▸ Set exercise
Find each line containing the string "远川研究所". Copy it.

--- Supplied data ---

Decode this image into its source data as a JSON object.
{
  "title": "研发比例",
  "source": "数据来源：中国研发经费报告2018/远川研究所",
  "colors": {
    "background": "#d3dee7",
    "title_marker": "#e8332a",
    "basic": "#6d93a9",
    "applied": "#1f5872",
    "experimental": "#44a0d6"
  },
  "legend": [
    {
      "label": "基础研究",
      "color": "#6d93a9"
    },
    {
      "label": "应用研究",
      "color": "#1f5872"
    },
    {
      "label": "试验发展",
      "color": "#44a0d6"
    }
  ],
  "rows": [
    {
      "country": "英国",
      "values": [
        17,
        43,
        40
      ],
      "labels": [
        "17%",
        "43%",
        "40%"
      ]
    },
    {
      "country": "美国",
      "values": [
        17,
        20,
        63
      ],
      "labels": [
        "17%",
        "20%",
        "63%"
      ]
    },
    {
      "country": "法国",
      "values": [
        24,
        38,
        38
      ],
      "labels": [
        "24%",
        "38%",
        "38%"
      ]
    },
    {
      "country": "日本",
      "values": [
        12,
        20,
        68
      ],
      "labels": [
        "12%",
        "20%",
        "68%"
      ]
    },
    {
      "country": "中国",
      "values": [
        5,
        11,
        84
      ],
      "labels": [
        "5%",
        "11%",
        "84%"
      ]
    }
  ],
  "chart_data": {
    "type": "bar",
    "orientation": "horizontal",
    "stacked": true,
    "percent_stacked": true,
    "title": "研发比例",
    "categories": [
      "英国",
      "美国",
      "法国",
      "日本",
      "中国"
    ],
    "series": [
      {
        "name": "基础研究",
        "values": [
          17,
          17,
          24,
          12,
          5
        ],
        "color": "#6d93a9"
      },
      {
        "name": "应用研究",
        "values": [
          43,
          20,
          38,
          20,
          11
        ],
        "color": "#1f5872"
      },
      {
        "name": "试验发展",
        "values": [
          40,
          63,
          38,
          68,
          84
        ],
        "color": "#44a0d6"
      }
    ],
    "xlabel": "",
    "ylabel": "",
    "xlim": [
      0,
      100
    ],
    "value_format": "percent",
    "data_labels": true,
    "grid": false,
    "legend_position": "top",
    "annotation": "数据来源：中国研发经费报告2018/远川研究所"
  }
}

---
--- Supplied data ---

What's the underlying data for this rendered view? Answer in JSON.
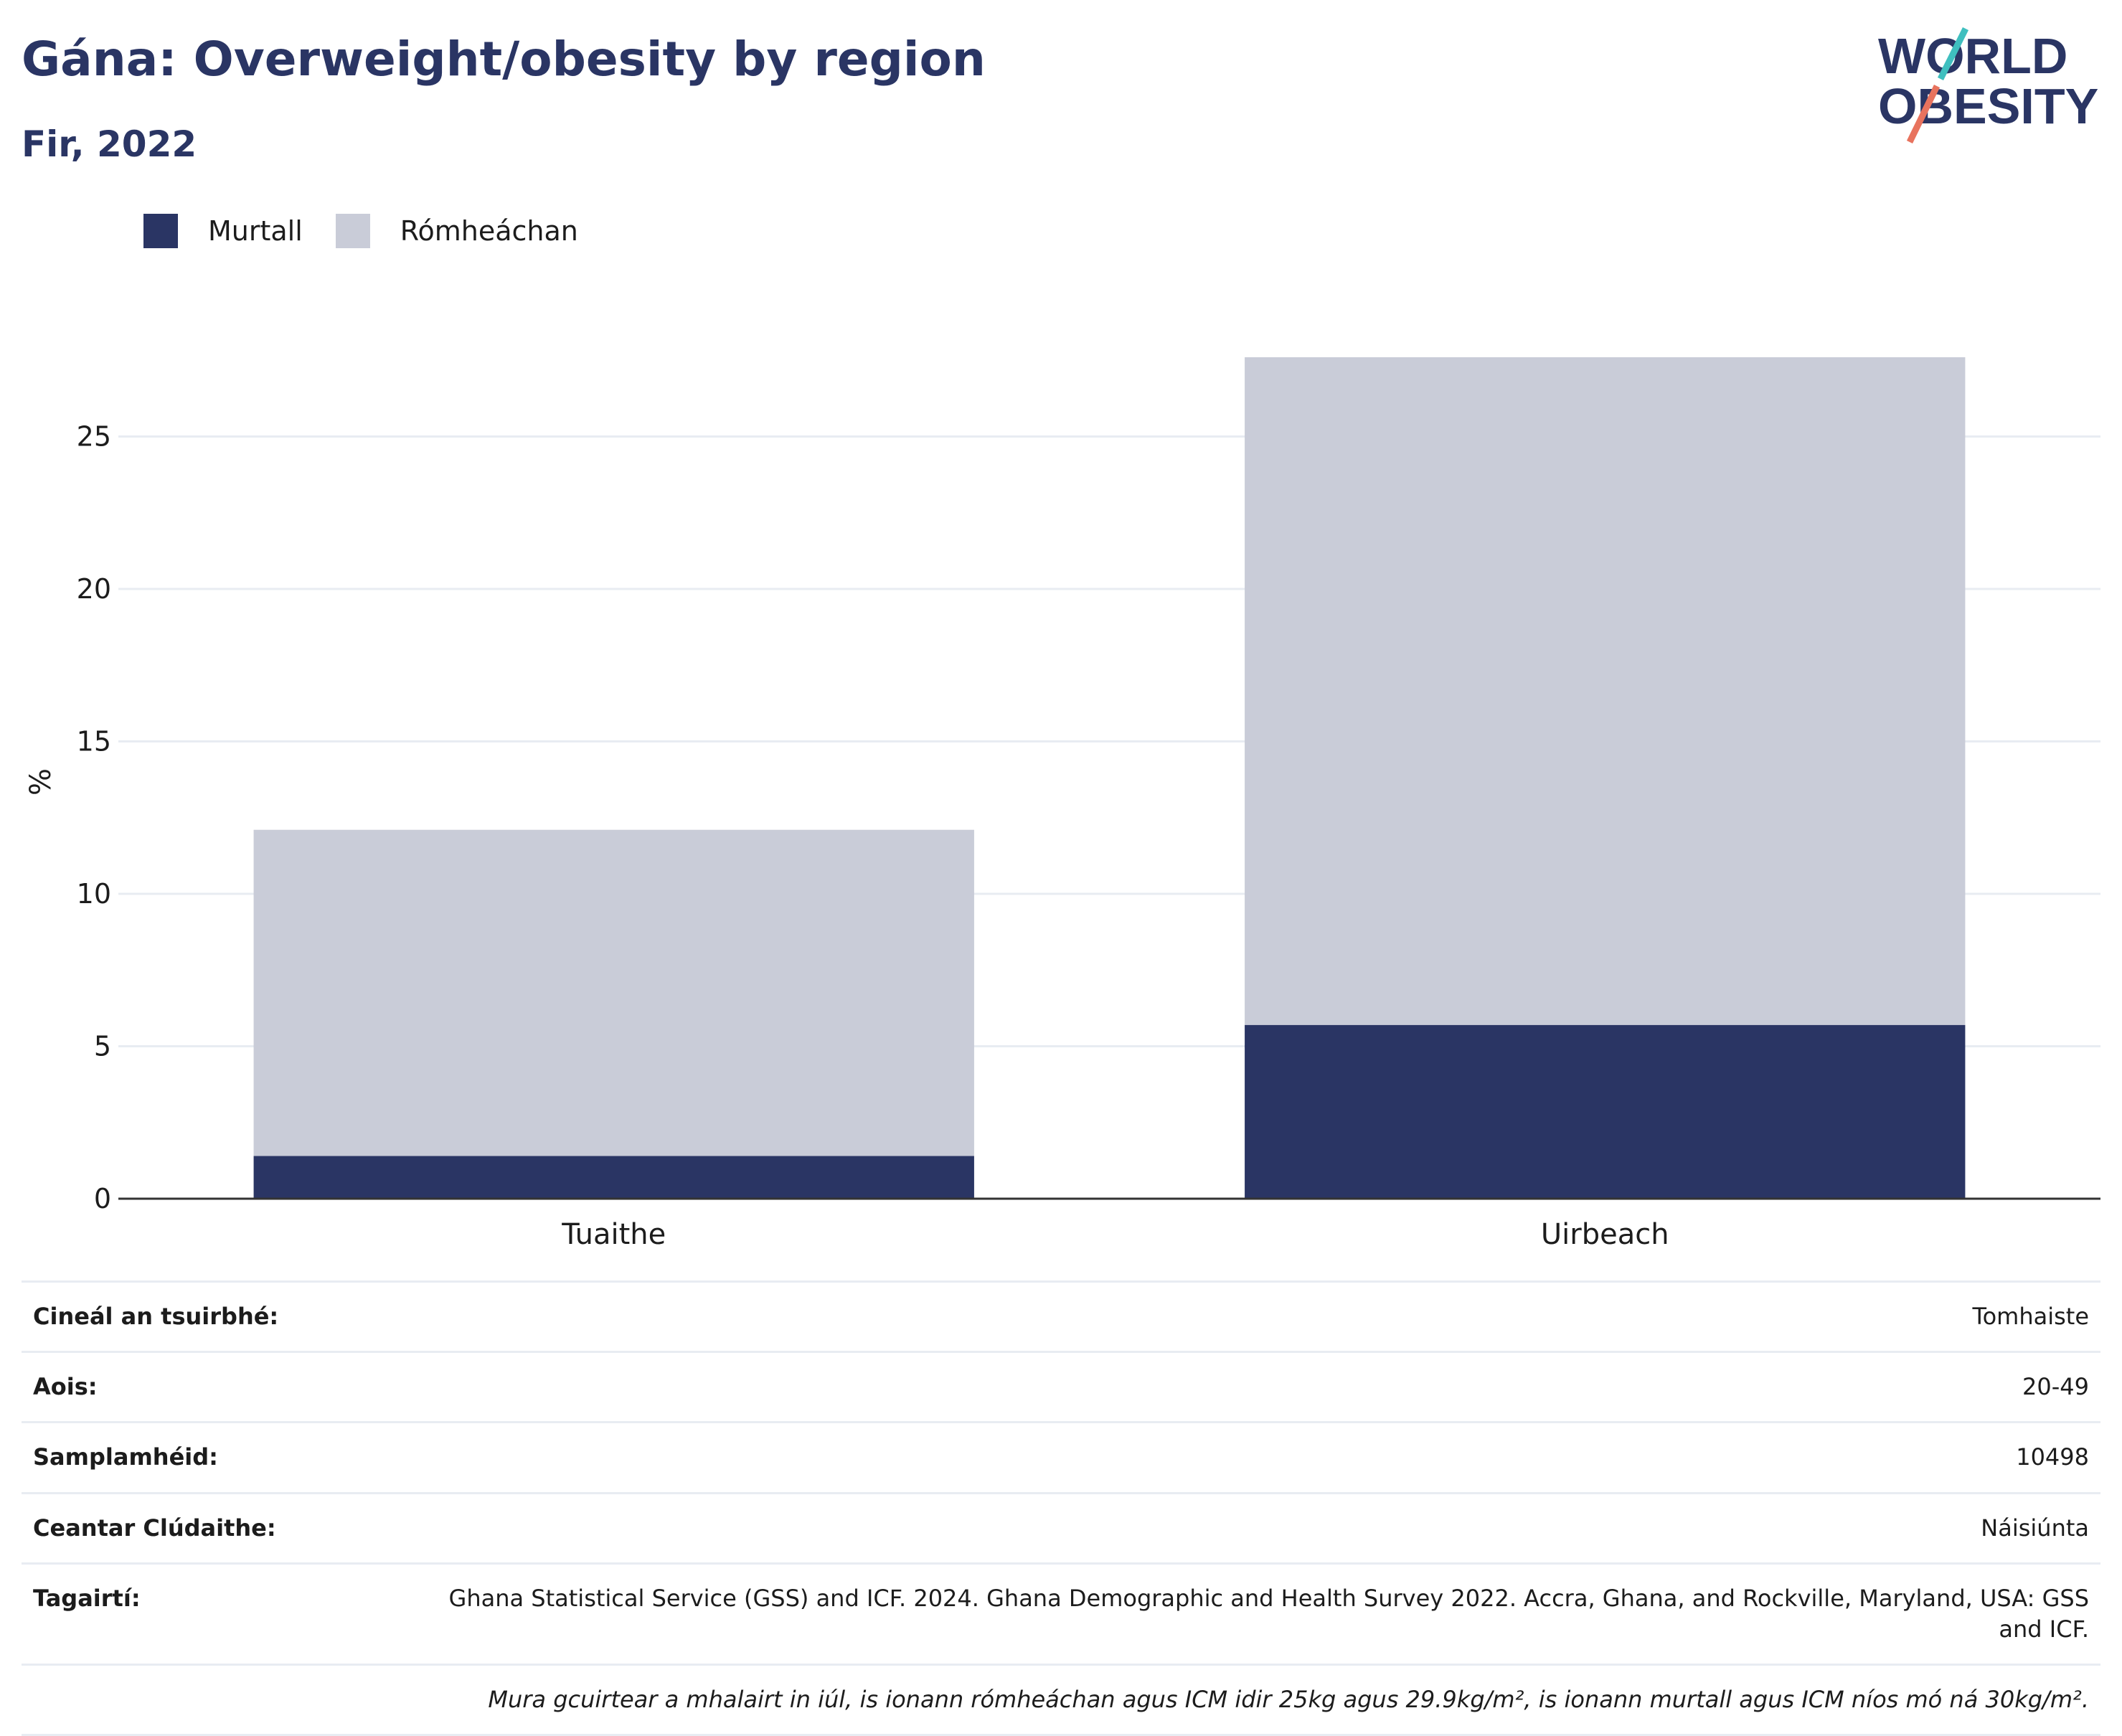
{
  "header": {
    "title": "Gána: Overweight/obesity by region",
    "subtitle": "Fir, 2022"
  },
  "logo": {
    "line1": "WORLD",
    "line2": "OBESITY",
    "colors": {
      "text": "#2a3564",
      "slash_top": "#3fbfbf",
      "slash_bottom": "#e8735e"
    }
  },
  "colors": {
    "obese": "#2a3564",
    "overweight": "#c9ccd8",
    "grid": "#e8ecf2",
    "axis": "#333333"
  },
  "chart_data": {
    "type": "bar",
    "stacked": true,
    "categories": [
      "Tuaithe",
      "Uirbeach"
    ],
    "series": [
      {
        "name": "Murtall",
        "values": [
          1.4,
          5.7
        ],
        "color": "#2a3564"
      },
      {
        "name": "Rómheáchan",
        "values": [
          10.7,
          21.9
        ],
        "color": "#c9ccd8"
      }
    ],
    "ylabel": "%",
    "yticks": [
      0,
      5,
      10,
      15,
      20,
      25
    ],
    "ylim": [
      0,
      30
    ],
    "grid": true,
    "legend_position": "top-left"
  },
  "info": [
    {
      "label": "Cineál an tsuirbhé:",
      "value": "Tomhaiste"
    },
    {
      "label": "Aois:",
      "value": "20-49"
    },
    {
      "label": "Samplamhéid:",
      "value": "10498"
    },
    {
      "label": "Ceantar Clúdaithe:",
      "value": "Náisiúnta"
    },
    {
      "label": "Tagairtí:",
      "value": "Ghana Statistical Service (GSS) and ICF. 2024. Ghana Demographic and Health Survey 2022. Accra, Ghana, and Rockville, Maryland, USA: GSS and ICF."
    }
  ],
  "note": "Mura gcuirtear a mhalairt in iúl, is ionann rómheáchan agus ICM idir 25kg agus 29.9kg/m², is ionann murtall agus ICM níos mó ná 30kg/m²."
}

---

▸ Answer to this task
  "source": "数据来源：中国研发经费报告2018/远川研究所",
    "annotation": "数据来源：中国研发经费报告2018/远川研究所"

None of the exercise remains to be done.